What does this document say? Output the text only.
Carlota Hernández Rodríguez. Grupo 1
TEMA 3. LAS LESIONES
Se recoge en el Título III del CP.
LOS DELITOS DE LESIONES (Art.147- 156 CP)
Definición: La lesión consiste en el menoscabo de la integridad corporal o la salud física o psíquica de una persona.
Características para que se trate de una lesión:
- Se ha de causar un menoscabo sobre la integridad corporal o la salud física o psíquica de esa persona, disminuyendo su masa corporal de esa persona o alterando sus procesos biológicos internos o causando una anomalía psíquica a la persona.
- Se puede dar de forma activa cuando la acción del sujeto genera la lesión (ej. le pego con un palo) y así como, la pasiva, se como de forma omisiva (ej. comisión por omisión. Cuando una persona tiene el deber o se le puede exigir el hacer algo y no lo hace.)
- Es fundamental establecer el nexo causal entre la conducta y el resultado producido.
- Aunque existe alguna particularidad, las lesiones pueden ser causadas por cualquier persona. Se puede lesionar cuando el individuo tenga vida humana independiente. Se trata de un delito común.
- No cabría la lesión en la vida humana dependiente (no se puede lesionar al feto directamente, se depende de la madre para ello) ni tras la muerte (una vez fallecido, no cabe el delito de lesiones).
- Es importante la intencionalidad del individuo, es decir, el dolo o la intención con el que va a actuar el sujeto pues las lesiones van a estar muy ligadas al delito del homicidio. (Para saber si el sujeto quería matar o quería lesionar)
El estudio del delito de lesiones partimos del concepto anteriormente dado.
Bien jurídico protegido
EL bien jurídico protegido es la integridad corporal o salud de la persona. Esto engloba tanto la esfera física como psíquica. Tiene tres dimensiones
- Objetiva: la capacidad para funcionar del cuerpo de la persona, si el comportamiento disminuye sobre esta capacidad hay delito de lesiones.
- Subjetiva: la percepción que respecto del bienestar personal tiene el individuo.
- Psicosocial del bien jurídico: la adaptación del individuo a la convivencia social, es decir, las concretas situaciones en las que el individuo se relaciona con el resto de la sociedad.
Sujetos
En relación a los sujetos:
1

---

» Goal:
Please quote the data above in full, with no line missing.

» Exercise answer:
What does this document say? Output the text only.
Carlota Hernández Rodríguez. Grupo 1
TEMA 3. LAS LESIONES
Se recoge en el Título III del CP.
LOS DELITOS DE LESIONES (Art.147- 156 CP)
Definición: La lesión consiste en el menoscabo de la integridad corporal o la salud física o psíquica de una persona.
Características para que se trate de una lesión:
- Se ha de causar un menoscabo sobre la integridad corporal o la salud física o psíquica de esa persona, disminuyendo su masa corporal de esa persona o alterando sus procesos biológicos internos o causando una anomalía psíquica a la persona.
- Se puede dar de forma activa cuando la acción del sujeto genera la lesión (ej. le pego con un palo) y así como, la pasiva, se como de forma omisiva (ej. comisión por omisión. Cuando una persona tiene el deber o se le puede exigir el hacer algo y no lo hace.)
- Es fundamental establecer el nexo causal entre la conducta y el resultado producido.
- Aunque existe alguna particularidad, las lesiones pueden ser causadas por cualquier persona. Se puede lesionar cuando el individuo tenga vida humana independiente. Se trata de un delito común.
- No cabría la lesión en la vida humana dependiente (no se puede lesionar al feto directamente, se depende de la madre para ello) ni tras la muerte (una vez fallecido, no cabe el delito de lesiones).
- Es importante la intencionalidad del individuo, es decir, el dolo o la intención con el que va a actuar el sujeto pues las lesiones van a estar muy ligadas al delito del homicidio. (Para saber si el sujeto quería matar o quería lesionar)
El estudio del delito de lesiones partimos del concepto anteriormente dado.
Bien jurídico protegido
EL bien jurídico protegido es la integridad corporal o salud de la persona. Esto engloba tanto la esfera física como psíquica. Tiene tres dimensiones
- Objetiva: la capacidad para funcionar del cuerpo de la persona, si el comportamiento disminuye sobre esta capacidad hay delito de lesiones.
- Subjetiva: la percepción que respecto del bienestar personal tiene el individuo.
- Psicosocial del bien jurídico: la adaptación del individuo a la convivencia social, es decir, las concretas situaciones en las que el individuo se relaciona con el resto de la sociedad.
Sujetos
En relación a los sujetos:
1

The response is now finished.